** start of Available records **

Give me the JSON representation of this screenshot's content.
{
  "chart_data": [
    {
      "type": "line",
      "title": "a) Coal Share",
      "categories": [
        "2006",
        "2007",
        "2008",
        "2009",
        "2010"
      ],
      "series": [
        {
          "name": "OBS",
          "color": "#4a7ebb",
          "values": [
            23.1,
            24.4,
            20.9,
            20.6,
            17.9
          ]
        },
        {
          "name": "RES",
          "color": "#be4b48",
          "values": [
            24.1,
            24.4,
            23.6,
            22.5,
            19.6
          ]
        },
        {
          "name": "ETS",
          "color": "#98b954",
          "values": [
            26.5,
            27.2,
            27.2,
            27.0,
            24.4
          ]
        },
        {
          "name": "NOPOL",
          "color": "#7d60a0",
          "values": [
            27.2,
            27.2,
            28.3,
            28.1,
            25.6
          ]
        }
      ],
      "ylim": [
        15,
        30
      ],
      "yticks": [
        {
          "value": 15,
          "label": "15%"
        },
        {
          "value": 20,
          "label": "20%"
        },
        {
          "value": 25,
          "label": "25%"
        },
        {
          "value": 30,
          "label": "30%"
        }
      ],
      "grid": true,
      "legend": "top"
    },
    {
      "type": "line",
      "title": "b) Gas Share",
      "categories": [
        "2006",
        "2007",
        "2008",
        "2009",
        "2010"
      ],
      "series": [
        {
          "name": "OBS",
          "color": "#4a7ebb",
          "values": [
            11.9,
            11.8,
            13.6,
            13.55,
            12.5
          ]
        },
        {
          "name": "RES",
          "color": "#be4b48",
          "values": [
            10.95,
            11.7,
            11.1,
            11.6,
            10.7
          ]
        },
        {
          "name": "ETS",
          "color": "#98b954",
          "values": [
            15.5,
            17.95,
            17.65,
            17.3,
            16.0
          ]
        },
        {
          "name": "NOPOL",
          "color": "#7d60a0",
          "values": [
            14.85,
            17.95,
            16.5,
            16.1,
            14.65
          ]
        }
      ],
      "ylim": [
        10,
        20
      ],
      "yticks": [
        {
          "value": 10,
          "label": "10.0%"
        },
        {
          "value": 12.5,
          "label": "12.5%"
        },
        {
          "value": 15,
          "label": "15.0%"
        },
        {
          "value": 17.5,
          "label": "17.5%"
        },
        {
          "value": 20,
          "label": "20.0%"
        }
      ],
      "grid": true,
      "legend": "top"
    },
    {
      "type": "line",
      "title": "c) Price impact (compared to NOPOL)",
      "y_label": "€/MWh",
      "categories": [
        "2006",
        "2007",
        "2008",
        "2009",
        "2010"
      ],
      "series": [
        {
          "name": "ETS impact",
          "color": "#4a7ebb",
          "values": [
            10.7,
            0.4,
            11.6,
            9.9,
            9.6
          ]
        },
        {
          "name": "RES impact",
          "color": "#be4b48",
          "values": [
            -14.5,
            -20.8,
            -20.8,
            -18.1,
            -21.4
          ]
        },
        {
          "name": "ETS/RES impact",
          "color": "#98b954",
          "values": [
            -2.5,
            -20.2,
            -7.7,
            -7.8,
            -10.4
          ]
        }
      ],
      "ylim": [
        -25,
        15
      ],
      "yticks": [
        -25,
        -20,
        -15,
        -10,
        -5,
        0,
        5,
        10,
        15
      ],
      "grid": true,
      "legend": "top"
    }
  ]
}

** end of Available records **

__Exercise aim__
Restate the whole listing exactly.

__Result__
Give me the JSON representation of this screenshot's content.
{
  "chart_data": [
    {
      "type": "line",
      "title": "a) Coal Share",
      "categories": [
        "2006",
        "2007",
        "2008",
        "2009",
        "2010"
      ],
      "series": [
        {
          "name": "OBS",
          "color": "#4a7ebb",
          "values": [
            23.1,
            24.4,
            20.9,
            20.6,
            17.9
          ]
        },
        {
          "name": "RES",
          "color": "#be4b48",
          "values": [
            24.1,
            24.4,
            23.6,
            22.5,
            19.6
          ]
        },
        {
          "name": "ETS",
          "color": "#98b954",
          "values": [
            26.5,
            27.2,
            27.2,
            27.0,
            24.4
          ]
        },
        {
          "name": "NOPOL",
          "color": "#7d60a0",
          "values": [
            27.2,
            27.2,
            28.3,
            28.1,
            25.6
          ]
        }
      ],
      "ylim": [
        15,
        30
      ],
      "yticks": [
        {
          "value": 15,
          "label": "15%"
        },
        {
          "value": 20,
          "label": "20%"
        },
        {
          "value": 25,
          "label": "25%"
        },
        {
          "value": 30,
          "label": "30%"
        }
      ],
      "grid": true,
      "legend": "top"
    },
    {
      "type": "line",
      "title": "b) Gas Share",
      "categories": [
        "2006",
        "2007",
        "2008",
        "2009",
        "2010"
      ],
      "series": [
        {
          "name": "OBS",
          "color": "#4a7ebb",
          "values": [
            11.9,
            11.8,
            13.6,
            13.55,
            12.5
          ]
        },
        {
          "name": "RES",
          "color": "#be4b48",
          "values": [
            10.95,
            11.7,
            11.1,
            11.6,
            10.7
          ]
        },
        {
          "name": "ETS",
          "color": "#98b954",
          "values": [
            15.5,
            17.95,
            17.65,
            17.3,
            16.0
          ]
        },
        {
          "name": "NOPOL",
          "color": "#7d60a0",
          "values": [
            14.85,
            17.95,
            16.5,
            16.1,
            14.65
          ]
        }
      ],
      "ylim": [
        10,
        20
      ],
      "yticks": [
        {
          "value": 10,
          "label": "10.0%"
        },
        {
          "value": 12.5,
          "label": "12.5%"
        },
        {
          "value": 15,
          "label": "15.0%"
        },
        {
          "value": 17.5,
          "label": "17.5%"
        },
        {
          "value": 20,
          "label": "20.0%"
        }
      ],
      "grid": true,
      "legend": "top"
    },
    {
      "type": "line",
      "title": "c) Price impact (compared to NOPOL)",
      "y_label": "€/MWh",
      "categories": [
        "2006",
        "2007",
        "2008",
        "2009",
        "2010"
      ],
      "series": [
        {
          "name": "ETS impact",
          "color": "#4a7ebb",
          "values": [
            10.7,
            0.4,
            11.6,
            9.9,
            9.6
          ]
        },
        {
          "name": "RES impact",
          "color": "#be4b48",
          "values": [
            -14.5,
            -20.8,
            -20.8,
            -18.1,
            -21.4
          ]
        },
        {
          "name": "ETS/RES impact",
          "color": "#98b954",
          "values": [
            -2.5,
            -20.2,
            -7.7,
            -7.8,
            -10.4
          ]
        }
      ],
      "ylim": [
        -25,
        15
      ],
      "yticks": [
        -25,
        -20,
        -15,
        -10,
        -5,
        0,
        5,
        10,
        15
      ],
      "grid": true,
      "legend": "top"
    }
  ]
}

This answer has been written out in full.